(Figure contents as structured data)
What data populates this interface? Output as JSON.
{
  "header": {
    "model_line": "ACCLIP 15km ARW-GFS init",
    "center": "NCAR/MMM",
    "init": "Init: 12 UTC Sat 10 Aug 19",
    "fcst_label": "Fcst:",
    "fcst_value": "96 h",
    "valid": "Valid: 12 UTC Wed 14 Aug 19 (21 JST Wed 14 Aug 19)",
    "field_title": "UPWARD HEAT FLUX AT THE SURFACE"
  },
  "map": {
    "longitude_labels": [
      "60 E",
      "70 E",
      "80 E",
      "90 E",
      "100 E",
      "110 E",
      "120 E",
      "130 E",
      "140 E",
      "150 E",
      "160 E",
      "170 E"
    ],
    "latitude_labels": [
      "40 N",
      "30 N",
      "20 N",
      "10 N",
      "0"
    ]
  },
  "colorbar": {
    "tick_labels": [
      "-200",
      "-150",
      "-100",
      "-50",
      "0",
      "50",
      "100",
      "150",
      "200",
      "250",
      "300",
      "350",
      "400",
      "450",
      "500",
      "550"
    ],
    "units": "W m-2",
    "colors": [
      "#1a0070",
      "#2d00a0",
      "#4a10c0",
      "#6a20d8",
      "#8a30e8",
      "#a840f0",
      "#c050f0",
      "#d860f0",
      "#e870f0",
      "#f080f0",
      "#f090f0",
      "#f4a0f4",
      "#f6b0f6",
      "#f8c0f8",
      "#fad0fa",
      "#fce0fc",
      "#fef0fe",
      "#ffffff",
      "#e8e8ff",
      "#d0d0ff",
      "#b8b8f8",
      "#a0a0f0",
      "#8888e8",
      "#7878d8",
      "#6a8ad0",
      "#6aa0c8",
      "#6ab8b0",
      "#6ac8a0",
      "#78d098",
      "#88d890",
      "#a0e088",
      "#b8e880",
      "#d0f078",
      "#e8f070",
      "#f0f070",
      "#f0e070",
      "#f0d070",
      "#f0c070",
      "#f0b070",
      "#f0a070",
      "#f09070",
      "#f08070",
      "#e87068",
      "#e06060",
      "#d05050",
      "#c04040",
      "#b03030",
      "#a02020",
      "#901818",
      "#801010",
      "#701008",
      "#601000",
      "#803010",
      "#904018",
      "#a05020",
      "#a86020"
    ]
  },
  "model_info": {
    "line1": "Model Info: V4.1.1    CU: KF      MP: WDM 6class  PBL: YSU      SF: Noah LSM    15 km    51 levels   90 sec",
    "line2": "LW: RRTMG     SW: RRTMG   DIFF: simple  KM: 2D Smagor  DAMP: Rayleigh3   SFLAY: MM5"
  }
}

[What the task asks]:
Filter the data, keeping only the lines that contain "init".

[Written response]:
    "model_line": "ACCLIP 15km ARW-GFS init",
    "init": "Init: 12 UTC Sat 10 Aug 19",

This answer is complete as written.